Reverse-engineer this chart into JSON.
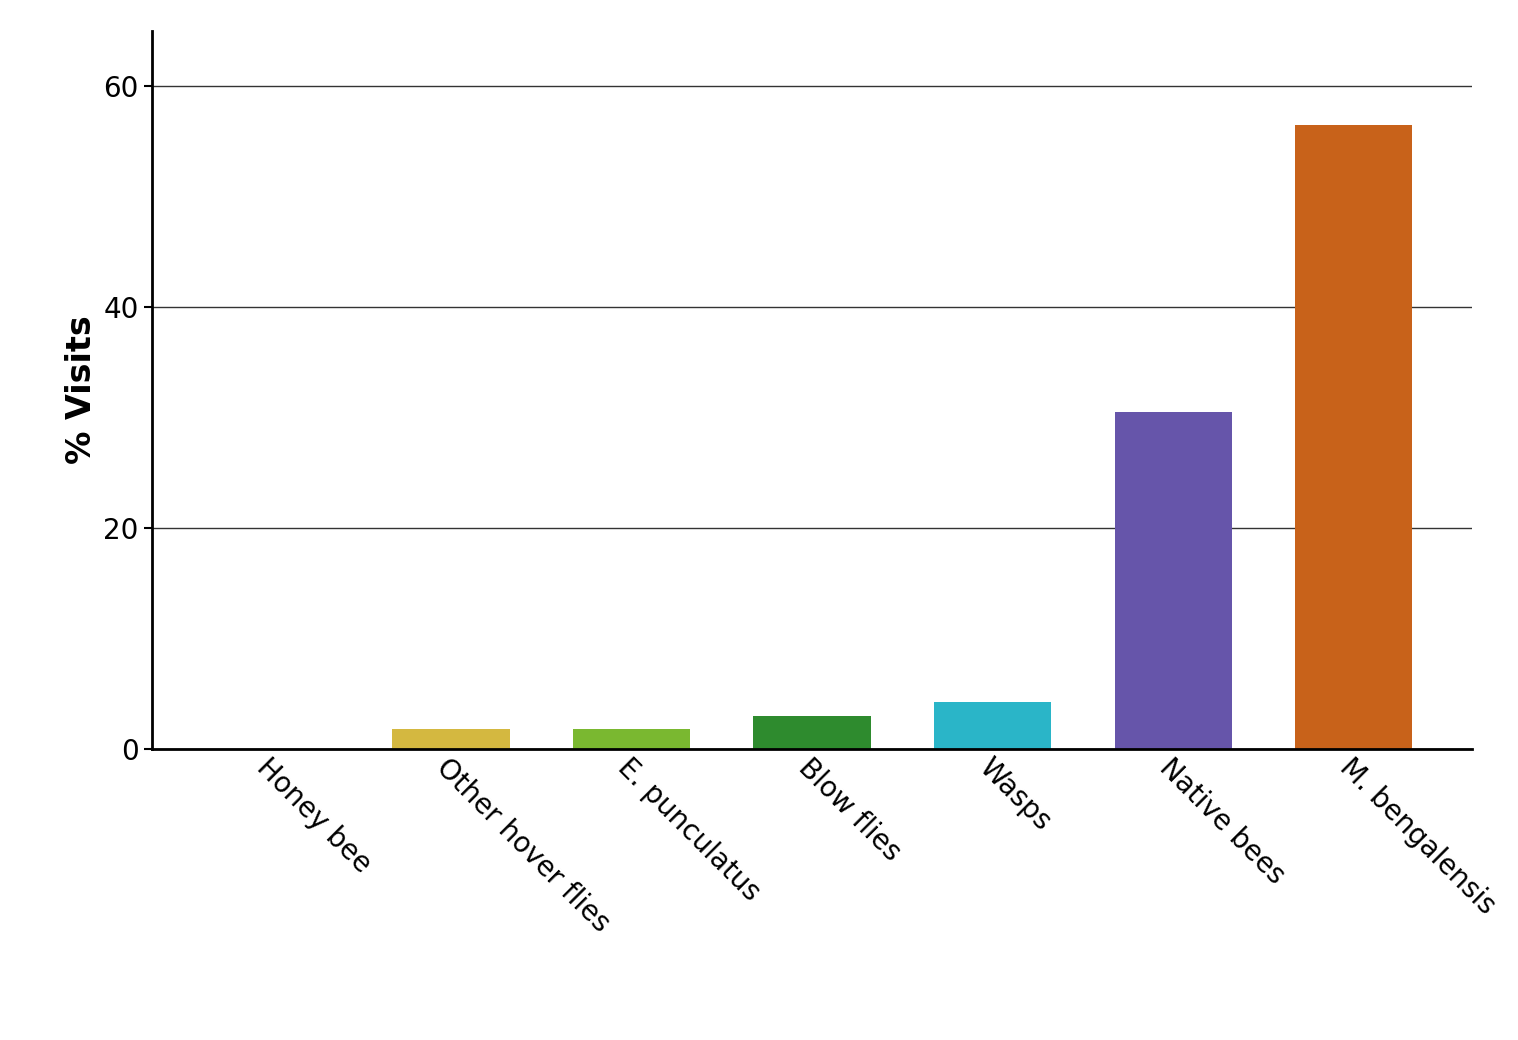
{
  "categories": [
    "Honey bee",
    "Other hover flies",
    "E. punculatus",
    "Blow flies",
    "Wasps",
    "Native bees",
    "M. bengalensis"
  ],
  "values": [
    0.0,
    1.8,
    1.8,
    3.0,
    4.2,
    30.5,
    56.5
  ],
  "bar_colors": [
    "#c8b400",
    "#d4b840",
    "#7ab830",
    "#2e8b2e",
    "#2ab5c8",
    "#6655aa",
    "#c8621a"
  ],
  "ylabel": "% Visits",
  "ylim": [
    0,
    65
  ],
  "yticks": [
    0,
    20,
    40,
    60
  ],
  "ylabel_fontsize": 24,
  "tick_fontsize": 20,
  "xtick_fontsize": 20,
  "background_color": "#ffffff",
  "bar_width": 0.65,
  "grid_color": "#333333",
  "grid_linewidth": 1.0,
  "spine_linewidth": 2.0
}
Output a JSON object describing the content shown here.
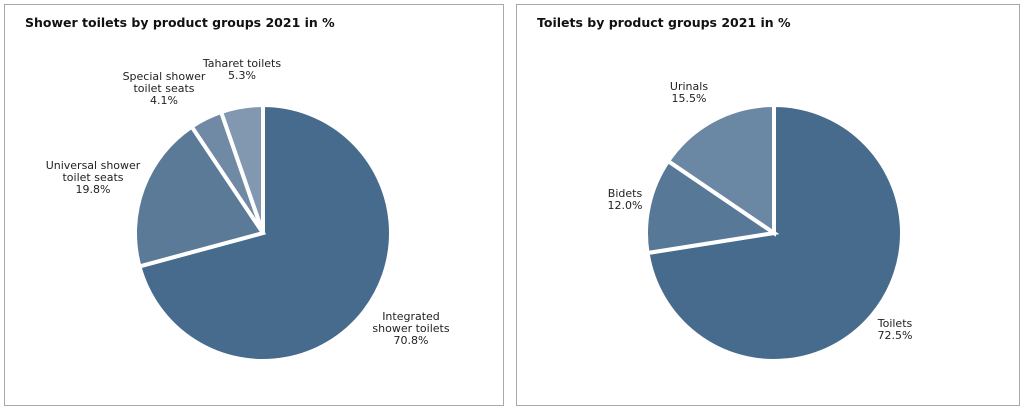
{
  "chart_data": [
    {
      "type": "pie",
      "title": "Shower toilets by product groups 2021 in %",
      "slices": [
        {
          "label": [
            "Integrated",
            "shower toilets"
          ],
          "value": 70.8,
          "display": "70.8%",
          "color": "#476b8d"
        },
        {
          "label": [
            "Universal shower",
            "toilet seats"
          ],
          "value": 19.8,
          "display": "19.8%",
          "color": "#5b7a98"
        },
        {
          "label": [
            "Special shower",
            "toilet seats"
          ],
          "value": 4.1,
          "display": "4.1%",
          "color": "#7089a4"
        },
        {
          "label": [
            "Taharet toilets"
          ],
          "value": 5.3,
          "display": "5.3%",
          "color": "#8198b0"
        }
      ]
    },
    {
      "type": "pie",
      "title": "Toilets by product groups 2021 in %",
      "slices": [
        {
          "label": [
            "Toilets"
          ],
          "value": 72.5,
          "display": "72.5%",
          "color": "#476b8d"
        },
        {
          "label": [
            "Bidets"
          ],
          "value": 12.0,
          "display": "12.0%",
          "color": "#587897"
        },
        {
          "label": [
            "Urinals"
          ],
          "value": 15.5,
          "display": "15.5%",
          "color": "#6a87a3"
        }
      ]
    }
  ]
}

#### [PROBLEM REQUIREMENTS]
Output the records above exactly as they are, leaving out the pictures.

#### [EXERCISE RESULT]
Reverse-engineer this chart into JSON.
{
  "categories": [
    "Honey bee",
    "Other hover flies",
    "E. punculatus",
    "Blow flies",
    "Wasps",
    "Native bees",
    "M. bengalensis"
  ],
  "values": [
    0.0,
    1.8,
    1.8,
    3.0,
    4.2,
    30.5,
    56.5
  ],
  "bar_colors": [
    "#c8b400",
    "#d4b840",
    "#7ab830",
    "#2e8b2e",
    "#2ab5c8",
    "#6655aa",
    "#c8621a"
  ],
  "ylabel": "% Visits",
  "ylim": [
    0,
    65
  ],
  "yticks": [
    0,
    20,
    40,
    60
  ],
  "ylabel_fontsize": 24,
  "tick_fontsize": 20,
  "xtick_fontsize": 20,
  "background_color": "#ffffff",
  "bar_width": 0.65,
  "grid_color": "#333333",
  "grid_linewidth": 1.0,
  "spine_linewidth": 2.0
}
Output a JSON object describing the content shown here.
{
  "chart_data": [
    {
      "type": "pie",
      "title": "Shower toilets by product groups 2021 in %",
      "slices": [
        {
          "label": [
            "Integrated",
            "shower toilets"
          ],
          "value": 70.8,
          "display": "70.8%",
          "color": "#476b8d"
        },
        {
          "label": [
            "Universal shower",
            "toilet seats"
          ],
          "value": 19.8,
          "display": "19.8%",
          "color": "#5b7a98"
        },
        {
          "label": [
            "Special shower",
            "toilet seats"
          ],
          "value": 4.1,
          "display": "4.1%",
          "color": "#7089a4"
        },
        {
          "label": [
            "Taharet toilets"
          ],
          "value": 5.3,
          "display": "5.3%",
          "color": "#8198b0"
        }
      ]
    },
    {
      "type": "pie",
      "title": "Toilets by product groups 2021 in %",
      "slices": [
        {
          "label": [
            "Toilets"
          ],
          "value": 72.5,
          "display": "72.5%",
          "color": "#476b8d"
        },
        {
          "label": [
            "Bidets"
          ],
          "value": 12.0,
          "display": "12.0%",
          "color": "#587897"
        },
        {
          "label": [
            "Urinals"
          ],
          "value": 15.5,
          "display": "15.5%",
          "color": "#6a87a3"
        }
      ]
    }
  ]
}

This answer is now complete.